(Collected data)
■ ■ ■

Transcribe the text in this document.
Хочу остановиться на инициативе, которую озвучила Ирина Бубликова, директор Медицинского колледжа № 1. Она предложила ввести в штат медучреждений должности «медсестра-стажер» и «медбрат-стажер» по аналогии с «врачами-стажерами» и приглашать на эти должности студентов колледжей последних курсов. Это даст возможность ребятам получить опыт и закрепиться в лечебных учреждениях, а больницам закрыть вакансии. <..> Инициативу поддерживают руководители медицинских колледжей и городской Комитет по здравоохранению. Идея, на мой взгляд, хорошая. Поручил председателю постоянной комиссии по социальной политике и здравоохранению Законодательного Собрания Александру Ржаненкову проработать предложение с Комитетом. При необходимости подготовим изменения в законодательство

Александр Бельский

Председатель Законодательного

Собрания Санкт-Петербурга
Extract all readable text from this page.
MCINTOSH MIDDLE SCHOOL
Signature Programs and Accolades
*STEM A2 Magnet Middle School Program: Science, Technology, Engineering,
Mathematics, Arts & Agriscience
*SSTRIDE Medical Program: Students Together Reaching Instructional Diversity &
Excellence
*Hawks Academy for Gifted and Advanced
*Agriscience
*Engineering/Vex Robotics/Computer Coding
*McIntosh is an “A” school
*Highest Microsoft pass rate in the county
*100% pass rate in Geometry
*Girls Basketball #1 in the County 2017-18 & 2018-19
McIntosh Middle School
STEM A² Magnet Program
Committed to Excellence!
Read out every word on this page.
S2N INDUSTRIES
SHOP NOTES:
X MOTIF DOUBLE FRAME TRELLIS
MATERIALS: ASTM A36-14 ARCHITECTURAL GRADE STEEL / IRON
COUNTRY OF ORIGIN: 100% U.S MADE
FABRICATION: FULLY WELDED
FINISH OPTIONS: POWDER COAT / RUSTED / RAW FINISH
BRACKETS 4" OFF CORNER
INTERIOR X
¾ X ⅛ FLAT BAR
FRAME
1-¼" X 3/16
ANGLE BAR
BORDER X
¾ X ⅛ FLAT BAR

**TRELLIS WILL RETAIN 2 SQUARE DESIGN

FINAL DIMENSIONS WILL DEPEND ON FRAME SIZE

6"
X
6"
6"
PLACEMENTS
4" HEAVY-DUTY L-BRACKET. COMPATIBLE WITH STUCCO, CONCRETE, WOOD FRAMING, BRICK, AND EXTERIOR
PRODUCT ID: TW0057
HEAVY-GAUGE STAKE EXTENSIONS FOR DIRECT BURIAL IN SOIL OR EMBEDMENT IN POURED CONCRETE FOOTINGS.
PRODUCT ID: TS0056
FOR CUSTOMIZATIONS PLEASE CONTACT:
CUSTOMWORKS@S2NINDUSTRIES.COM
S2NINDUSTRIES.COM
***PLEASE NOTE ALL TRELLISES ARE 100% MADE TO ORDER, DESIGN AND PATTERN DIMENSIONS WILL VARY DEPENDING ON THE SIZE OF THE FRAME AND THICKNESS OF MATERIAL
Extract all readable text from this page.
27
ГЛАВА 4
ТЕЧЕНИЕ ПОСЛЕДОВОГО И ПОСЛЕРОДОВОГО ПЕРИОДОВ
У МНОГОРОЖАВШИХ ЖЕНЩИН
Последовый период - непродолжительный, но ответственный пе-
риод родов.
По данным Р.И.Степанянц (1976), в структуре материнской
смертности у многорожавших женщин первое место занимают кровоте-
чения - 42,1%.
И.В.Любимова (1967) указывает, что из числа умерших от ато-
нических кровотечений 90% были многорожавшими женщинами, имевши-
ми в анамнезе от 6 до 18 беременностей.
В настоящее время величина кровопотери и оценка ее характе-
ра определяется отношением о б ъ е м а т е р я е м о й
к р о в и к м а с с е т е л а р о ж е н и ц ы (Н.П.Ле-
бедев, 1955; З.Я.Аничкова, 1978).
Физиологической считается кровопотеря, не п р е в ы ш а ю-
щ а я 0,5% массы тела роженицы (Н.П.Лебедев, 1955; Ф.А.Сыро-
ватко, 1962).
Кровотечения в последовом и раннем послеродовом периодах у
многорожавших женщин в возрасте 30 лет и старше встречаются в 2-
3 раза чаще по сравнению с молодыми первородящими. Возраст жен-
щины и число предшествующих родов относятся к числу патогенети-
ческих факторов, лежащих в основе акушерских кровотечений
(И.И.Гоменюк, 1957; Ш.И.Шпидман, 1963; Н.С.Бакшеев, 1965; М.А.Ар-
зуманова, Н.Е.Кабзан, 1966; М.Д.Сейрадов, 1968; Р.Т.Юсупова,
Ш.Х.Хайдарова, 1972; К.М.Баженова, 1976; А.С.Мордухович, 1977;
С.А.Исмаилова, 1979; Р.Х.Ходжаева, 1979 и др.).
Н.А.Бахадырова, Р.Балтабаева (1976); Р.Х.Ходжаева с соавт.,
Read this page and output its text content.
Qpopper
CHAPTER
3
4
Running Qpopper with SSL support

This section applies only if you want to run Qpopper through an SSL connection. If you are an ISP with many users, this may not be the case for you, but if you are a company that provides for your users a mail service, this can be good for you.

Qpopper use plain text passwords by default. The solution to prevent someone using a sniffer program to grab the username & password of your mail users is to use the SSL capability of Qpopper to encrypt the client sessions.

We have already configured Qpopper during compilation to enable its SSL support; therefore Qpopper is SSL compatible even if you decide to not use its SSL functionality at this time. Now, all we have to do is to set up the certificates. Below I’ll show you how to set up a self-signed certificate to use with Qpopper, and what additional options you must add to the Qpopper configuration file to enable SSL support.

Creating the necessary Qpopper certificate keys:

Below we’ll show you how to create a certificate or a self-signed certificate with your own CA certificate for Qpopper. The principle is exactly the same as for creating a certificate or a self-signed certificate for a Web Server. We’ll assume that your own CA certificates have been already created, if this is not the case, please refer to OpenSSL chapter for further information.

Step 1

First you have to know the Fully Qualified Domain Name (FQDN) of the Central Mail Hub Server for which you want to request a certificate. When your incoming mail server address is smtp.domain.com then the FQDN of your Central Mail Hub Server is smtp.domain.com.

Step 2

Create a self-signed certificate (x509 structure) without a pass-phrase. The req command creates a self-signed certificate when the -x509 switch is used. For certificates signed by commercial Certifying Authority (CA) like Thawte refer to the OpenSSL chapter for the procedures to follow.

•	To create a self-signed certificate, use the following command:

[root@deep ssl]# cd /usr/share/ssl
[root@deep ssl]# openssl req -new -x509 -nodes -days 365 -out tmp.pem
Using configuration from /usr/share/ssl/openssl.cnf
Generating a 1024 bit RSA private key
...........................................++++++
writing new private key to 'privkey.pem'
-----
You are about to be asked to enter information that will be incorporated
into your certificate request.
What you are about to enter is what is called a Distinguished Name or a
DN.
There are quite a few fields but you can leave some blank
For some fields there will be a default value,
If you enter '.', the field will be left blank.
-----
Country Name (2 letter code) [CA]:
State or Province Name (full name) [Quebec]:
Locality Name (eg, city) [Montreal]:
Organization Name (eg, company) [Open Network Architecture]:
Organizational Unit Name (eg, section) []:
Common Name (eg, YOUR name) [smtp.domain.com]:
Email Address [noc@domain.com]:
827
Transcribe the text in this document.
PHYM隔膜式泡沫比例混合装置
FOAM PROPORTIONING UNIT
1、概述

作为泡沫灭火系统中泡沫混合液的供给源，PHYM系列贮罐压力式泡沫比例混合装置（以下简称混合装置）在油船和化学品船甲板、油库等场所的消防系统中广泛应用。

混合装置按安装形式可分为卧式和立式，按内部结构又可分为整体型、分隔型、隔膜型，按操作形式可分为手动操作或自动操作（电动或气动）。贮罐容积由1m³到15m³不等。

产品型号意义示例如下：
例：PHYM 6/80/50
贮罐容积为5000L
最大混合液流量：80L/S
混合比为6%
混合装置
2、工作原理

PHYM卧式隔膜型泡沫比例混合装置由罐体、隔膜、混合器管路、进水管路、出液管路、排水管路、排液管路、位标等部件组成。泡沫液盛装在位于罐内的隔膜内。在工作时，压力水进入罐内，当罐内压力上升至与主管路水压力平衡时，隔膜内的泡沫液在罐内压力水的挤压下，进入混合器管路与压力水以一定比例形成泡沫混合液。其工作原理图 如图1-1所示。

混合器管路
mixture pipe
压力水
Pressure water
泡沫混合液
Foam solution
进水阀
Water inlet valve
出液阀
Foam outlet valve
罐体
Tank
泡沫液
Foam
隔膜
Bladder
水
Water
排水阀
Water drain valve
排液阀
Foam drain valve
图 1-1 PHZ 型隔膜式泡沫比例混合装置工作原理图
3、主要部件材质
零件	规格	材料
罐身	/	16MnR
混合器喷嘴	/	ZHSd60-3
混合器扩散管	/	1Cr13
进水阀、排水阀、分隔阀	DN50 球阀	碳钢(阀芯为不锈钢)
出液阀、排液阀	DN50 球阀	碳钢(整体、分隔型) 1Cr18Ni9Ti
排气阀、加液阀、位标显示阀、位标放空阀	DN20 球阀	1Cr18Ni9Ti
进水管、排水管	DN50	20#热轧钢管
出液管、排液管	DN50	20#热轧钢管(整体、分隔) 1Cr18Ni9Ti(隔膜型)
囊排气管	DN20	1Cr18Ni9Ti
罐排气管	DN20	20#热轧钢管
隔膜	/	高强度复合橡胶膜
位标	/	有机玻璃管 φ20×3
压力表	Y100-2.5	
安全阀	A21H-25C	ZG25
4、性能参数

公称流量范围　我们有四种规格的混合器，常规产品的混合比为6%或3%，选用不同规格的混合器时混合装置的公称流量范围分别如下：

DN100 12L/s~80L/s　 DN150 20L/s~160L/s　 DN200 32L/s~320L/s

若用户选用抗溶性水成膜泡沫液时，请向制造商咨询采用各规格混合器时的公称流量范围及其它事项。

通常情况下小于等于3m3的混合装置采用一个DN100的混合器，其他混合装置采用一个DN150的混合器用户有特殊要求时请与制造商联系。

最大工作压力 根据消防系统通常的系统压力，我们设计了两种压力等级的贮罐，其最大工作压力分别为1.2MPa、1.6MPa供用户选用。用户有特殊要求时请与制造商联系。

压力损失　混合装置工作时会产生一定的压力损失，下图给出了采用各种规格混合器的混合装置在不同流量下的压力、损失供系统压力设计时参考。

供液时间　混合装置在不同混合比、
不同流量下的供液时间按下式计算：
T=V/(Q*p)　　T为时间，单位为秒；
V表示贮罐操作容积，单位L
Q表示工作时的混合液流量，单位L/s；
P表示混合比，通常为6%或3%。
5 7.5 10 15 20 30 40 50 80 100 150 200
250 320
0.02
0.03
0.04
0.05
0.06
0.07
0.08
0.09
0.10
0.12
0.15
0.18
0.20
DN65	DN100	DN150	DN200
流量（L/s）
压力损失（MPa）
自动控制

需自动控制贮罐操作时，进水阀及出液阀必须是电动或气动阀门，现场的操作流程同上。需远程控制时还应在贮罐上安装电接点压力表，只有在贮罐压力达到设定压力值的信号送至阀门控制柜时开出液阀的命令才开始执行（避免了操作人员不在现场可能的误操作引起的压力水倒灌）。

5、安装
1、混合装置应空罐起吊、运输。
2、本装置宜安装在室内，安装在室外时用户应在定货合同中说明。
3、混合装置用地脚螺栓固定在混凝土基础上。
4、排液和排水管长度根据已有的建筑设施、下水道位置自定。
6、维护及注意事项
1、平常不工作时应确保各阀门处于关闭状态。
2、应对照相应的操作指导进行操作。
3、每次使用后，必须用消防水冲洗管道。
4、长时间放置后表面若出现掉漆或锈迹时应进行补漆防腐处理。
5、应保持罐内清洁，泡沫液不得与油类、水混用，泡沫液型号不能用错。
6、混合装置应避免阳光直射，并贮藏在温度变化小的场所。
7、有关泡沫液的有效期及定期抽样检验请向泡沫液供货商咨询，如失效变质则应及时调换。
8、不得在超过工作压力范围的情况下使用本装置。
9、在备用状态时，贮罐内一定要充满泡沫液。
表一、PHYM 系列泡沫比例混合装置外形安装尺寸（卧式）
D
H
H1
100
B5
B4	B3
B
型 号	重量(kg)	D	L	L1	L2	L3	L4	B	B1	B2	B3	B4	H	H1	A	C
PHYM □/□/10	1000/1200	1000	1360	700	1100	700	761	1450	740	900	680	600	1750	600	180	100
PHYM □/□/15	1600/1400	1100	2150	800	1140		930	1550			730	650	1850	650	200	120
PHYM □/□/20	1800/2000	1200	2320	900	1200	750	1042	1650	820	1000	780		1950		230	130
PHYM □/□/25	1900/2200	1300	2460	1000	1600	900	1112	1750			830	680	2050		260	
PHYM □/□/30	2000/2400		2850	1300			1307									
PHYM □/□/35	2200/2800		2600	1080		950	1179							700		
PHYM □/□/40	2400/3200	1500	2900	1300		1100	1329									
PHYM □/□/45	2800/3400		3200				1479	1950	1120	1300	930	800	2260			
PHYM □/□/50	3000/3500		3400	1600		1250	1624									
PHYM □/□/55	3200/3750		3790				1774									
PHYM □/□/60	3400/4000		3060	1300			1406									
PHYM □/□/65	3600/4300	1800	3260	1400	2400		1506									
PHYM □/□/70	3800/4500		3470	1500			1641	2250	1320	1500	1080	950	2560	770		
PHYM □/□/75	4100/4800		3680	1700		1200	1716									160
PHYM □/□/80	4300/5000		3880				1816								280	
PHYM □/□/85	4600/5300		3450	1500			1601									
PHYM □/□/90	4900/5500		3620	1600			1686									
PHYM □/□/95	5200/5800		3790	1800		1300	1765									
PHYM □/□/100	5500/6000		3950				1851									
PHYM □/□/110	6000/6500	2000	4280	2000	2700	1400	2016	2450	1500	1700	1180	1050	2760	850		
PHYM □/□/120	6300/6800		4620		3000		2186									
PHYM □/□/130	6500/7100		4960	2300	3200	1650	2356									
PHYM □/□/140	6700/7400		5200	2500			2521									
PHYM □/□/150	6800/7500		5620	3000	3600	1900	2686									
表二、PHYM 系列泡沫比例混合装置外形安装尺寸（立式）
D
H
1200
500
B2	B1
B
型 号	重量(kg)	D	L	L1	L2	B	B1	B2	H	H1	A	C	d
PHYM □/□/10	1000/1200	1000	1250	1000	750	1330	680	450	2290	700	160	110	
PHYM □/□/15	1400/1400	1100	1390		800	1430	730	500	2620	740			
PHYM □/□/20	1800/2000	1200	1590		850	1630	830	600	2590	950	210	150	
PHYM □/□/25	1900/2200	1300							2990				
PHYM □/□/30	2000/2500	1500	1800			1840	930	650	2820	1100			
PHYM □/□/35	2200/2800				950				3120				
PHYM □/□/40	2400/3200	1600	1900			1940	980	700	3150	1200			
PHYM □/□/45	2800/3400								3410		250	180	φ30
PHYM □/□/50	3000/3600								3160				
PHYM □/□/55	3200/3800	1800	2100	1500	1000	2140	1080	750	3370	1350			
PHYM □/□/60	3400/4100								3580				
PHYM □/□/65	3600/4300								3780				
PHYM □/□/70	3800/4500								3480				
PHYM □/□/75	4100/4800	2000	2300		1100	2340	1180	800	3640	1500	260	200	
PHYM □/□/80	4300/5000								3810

■ ■ ■

THE REQUEST: Filter the listing above by the word "Magnet"; copy each line that passes.

WORKED ANSWER:
*STEM A2 Magnet Middle School Program: Science, Technology, Engineering,
STEM A² Magnet Program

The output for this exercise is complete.